OBJECTIVE:
In the passage about shrinking government, why does Stefan argue that shrinking government is even less achievable now than it was 100 years ago?

SOURCE TEXT:
+---+

Also, he is arguing that because he has never seen someone who wants to shrink government actually shrink government (except for those radar blips that he ignores), that it could not happen. In 1902, you could have said “Without specific blips in the radar, I have never seen a man-made machine fly.” But because it has never happened does not mean that it never will. He argued that 150 years of government growing (with only blips in the radar of successful shrinkage) is enough evidence to prove that it cannot be done, especially since “they had a much smaller government to deal with and a much less armed government to deal with [100 years ago]. If it never could happen when it was much easier, how on earth is it going to happen now that it’s infinitely harder?” (00:44:10 – there is a similar argument at 01:02:00). But it took thousands of years of governments and force before humans came up with even the Articles of Confederation, the closest humans ever came to establishing a free society. And even if it is more difficult now that the current government is so bloated and corrupt, he is suggesting that it is not worth trying. He is saying, “We didn’t fight for our freedom when it was easier, so now it’s too late – it’s not worth fighting for any more because it’s too difficult. I don’t see how it’s possible.” Stefan once stated in another podcast that it isn’t necessary for each person (or any person) to know how everything will work in a free society, like it’s not important for them to understand how an internal combustion engine works; the free market will figure it out. Yet he argues here that since he cannot comprehend how it is possible to gain freedom by using the current system against itself, it must be impossible.

+---+

Collected data:
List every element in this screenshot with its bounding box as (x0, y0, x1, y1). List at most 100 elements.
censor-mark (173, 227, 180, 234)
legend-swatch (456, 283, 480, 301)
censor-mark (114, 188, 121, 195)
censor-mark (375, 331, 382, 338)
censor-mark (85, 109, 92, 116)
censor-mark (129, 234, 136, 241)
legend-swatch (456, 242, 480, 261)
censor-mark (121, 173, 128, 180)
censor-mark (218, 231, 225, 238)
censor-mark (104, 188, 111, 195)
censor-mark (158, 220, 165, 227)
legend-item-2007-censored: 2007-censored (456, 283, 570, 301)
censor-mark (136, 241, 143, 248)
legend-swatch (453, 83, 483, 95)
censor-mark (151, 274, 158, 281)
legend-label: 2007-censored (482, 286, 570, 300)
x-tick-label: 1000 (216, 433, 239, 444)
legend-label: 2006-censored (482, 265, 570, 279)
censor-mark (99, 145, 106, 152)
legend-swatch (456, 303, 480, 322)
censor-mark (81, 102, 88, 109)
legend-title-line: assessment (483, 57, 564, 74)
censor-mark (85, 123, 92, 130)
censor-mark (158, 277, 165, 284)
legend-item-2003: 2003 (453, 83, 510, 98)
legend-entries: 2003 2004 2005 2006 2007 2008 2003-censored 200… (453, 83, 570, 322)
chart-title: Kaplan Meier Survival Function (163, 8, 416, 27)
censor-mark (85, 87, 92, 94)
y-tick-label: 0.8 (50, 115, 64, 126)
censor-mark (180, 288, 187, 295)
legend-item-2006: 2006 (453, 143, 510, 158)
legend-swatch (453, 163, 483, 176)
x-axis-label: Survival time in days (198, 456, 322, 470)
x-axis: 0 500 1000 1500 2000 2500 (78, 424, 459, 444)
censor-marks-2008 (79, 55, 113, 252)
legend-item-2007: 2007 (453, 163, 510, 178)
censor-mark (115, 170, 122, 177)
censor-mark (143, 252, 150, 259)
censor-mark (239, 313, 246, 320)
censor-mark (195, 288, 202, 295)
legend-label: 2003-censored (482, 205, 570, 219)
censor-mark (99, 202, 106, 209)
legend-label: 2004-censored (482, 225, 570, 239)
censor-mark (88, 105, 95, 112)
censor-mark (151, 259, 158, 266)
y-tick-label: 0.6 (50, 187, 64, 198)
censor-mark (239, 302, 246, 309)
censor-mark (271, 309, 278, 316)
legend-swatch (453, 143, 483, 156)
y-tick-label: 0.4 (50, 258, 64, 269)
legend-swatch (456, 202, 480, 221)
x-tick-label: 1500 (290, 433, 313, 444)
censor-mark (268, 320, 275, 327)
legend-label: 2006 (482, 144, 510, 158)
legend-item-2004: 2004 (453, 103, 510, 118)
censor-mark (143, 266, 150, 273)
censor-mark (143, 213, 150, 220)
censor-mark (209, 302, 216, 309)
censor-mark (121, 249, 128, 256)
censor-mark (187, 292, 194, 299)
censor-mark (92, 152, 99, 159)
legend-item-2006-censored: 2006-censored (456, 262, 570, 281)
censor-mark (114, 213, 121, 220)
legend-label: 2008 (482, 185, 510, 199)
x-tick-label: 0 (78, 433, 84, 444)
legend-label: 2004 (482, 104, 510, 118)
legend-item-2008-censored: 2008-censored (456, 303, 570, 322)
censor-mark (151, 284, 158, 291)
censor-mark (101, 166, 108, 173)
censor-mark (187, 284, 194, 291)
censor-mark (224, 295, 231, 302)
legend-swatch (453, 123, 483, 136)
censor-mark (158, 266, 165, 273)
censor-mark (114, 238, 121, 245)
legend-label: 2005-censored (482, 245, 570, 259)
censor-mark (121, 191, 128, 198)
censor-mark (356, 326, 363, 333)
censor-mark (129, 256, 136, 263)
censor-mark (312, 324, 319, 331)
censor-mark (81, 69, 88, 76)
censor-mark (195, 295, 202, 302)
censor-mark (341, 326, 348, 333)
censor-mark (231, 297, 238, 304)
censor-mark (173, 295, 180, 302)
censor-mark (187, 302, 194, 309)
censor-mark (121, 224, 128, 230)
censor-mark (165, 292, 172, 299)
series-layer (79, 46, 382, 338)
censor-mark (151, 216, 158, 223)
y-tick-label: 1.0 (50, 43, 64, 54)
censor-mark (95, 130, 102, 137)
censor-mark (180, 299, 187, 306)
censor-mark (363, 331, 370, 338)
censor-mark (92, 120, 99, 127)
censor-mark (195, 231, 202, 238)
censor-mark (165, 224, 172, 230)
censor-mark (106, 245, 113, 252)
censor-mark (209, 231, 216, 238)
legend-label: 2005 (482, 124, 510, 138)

+---+

EXERCISE ANSWER:
He says that 100 years ago people faced a much smaller and much less armed government, yet shrinking it never happened then. He reasons that if it couldn't happen when it was much easier, it can't happen now that it's "infinitely harder."